» **The task**:
In full and without alteration, give the listing again.

--- Task material ---

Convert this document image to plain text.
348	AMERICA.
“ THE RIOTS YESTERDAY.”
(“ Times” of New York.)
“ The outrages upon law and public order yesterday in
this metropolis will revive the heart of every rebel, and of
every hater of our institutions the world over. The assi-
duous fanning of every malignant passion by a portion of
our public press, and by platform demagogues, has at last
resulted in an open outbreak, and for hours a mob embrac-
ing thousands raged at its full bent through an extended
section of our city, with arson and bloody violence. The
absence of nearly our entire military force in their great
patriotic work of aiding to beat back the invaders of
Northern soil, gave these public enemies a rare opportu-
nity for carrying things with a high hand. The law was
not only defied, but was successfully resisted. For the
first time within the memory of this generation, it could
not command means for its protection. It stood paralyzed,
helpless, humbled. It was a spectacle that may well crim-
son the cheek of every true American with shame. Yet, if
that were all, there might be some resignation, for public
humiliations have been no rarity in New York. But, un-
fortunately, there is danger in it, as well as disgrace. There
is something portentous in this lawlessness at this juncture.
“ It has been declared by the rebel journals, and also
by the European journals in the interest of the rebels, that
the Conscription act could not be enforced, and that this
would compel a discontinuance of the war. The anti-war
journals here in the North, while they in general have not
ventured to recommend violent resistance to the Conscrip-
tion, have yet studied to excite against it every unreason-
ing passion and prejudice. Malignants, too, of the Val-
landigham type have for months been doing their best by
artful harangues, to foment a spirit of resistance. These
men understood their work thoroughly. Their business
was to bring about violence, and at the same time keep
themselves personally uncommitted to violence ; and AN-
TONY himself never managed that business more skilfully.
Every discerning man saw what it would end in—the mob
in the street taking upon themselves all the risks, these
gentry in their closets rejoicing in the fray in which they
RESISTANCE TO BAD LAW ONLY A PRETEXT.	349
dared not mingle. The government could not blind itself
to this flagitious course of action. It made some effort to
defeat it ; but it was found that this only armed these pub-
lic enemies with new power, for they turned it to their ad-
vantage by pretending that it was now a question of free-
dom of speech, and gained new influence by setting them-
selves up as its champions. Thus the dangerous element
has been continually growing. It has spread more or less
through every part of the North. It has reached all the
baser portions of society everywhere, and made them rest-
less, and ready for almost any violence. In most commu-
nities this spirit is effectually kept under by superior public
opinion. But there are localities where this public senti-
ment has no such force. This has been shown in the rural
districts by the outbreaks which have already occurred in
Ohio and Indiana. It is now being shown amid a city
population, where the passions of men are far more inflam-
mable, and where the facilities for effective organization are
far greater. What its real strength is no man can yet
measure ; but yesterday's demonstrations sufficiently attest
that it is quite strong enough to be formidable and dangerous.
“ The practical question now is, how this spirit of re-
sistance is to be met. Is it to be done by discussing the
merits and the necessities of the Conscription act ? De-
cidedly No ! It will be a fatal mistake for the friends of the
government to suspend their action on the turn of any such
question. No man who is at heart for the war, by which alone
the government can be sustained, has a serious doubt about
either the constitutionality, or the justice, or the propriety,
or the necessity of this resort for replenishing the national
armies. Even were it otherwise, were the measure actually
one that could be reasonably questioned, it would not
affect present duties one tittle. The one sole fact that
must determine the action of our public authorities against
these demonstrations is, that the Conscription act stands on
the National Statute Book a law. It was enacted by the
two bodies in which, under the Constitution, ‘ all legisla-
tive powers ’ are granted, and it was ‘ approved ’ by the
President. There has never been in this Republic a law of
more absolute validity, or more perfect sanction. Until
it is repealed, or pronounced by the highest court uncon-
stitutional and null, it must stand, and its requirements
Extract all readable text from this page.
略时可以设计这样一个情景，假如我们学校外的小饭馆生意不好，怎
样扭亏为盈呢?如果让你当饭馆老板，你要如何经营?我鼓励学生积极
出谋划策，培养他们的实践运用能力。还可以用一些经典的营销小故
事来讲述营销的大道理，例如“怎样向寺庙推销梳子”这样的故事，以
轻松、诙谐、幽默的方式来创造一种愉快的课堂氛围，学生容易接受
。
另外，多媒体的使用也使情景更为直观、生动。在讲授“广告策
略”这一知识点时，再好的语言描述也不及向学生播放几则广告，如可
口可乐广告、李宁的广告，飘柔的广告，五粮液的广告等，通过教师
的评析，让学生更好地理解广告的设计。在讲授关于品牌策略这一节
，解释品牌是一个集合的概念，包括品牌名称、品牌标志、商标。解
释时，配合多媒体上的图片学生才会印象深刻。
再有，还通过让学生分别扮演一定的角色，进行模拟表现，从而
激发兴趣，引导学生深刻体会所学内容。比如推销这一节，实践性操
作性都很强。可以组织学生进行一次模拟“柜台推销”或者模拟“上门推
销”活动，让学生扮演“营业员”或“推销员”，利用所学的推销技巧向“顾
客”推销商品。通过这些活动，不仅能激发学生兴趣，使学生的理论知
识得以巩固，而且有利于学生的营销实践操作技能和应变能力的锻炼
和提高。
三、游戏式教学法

---

» **The result**:
Convert this document image to plain text.
348	AMERICA.
“ THE RIOTS YESTERDAY.”
(“ Times” of New York.)
“ The outrages upon law and public order yesterday in
this metropolis will revive the heart of every rebel, and of
every hater of our institutions the world over. The assi-
duous fanning of every malignant passion by a portion of
our public press, and by platform demagogues, has at last
resulted in an open outbreak, and for hours a mob embrac-
ing thousands raged at its full bent through an extended
section of our city, with arson and bloody violence. The
absence of nearly our entire military force in their great
patriotic work of aiding to beat back the invaders of
Northern soil, gave these public enemies a rare opportu-
nity for carrying things with a high hand. The law was
not only defied, but was successfully resisted. For the
first time within the memory of this generation, it could
not command means for its protection. It stood paralyzed,
helpless, humbled. It was a spectacle that may well crim-
son the cheek of every true American with shame. Yet, if
that were all, there might be some resignation, for public
humiliations have been no rarity in New York. But, un-
fortunately, there is danger in it, as well as disgrace. There
is something portentous in this lawlessness at this juncture.
“ It has been declared by the rebel journals, and also
by the European journals in the interest of the rebels, that
the Conscription act could not be enforced, and that this
would compel a discontinuance of the war. The anti-war
journals here in the North, while they in general have not
ventured to recommend violent resistance to the Conscrip-
tion, have yet studied to excite against it every unreason-
ing passion and prejudice. Malignants, too, of the Val-
landigham type have for months been doing their best by
artful harangues, to foment a spirit of resistance. These
men understood their work thoroughly. Their business
was to bring about violence, and at the same time keep
themselves personally uncommitted to violence ; and AN-
TONY himself never managed that business more skilfully.
Every discerning man saw what it would end in—the mob
in the street taking upon themselves all the risks, these
gentry in their closets rejoicing in the fray in which they
RESISTANCE TO BAD LAW ONLY A PRETEXT.	349
dared not mingle. The government could not blind itself
to this flagitious course of action. It made some effort to
defeat it ; but it was found that this only armed these pub-
lic enemies with new power, for they turned it to their ad-
vantage by pretending that it was now a question of free-
dom of speech, and gained new influence by setting them-
selves up as its champions. Thus the dangerous element
has been continually growing. It has spread more or less
through every part of the North. It has reached all the
baser portions of society everywhere, and made them rest-
less, and ready for almost any violence. In most commu-
nities this spirit is effectually kept under by superior public
opinion. But there are localities where this public senti-
ment has no such force. This has been shown in the rural
districts by the outbreaks which have already occurred in
Ohio and Indiana. It is now being shown amid a city
population, where the passions of men are far more inflam-
mable, and where the facilities for effective organization are
far greater. What its real strength is no man can yet
measure ; but yesterday's demonstrations sufficiently attest
that it is quite strong enough to be formidable and dangerous.
“ The practical question now is, how this spirit of re-
sistance is to be met. Is it to be done by discussing the
merits and the necessities of the Conscription act ? De-
cidedly No ! It will be a fatal mistake for the friends of the
government to suspend their action on the turn of any such
question. No man who is at heart for the war, by which alone
the government can be sustained, has a serious doubt about
either the constitutionality, or the justice, or the propriety,
or the necessity of this resort for replenishing the national
armies. Even were it otherwise, were the measure actually
one that could be reasonably questioned, it would not
affect present duties one tittle. The one sole fact that
must determine the action of our public authorities against
these demonstrations is, that the Conscription act stands on
the National Statute Book a law. It was enacted by the
two bodies in which, under the Constitution, ‘ all legisla-
tive powers ’ are granted, and it was ‘ approved ’ by the
President. There has never been in this Republic a law of
more absolute validity, or more perfect sanction. Until
it is repealed, or pronounced by the highest court uncon-
stitutional and null, it must stand, and its requirements
Extract all readable text from this page.
略时可以设计这样一个情景，假如我们学校外的小饭馆生意不好，怎
样扭亏为盈呢?如果让你当饭馆老板，你要如何经营?我鼓励学生积极
出谋划策，培养他们的实践运用能力。还可以用一些经典的营销小故
事来讲述营销的大道理，例如“怎样向寺庙推销梳子”这样的故事，以
轻松、诙谐、幽默的方式来创造一种愉快的课堂氛围，学生容易接受
。
另外，多媒体的使用也使情景更为直观、生动。在讲授“广告策
略”这一知识点时，再好的语言描述也不及向学生播放几则广告，如可
口可乐广告、李宁的广告，飘柔的广告，五粮液的广告等，通过教师
的评析，让学生更好地理解广告的设计。在讲授关于品牌策略这一节
，解释品牌是一个集合的概念，包括品牌名称、品牌标志、商标。解
释时，配合多媒体上的图片学生才会印象深刻。
再有，还通过让学生分别扮演一定的角色，进行模拟表现，从而
激发兴趣，引导学生深刻体会所学内容。比如推销这一节，实践性操
作性都很强。可以组织学生进行一次模拟“柜台推销”或者模拟“上门推
销”活动，让学生扮演“营业员”或“推销员”，利用所学的推销技巧向“顾
客”推销商品。通过这些活动，不仅能激发学生兴趣，使学生的理论知
识得以巩固，而且有利于学生的营销实践操作技能和应变能力的锻炼
和提高。
三、游戏式教学法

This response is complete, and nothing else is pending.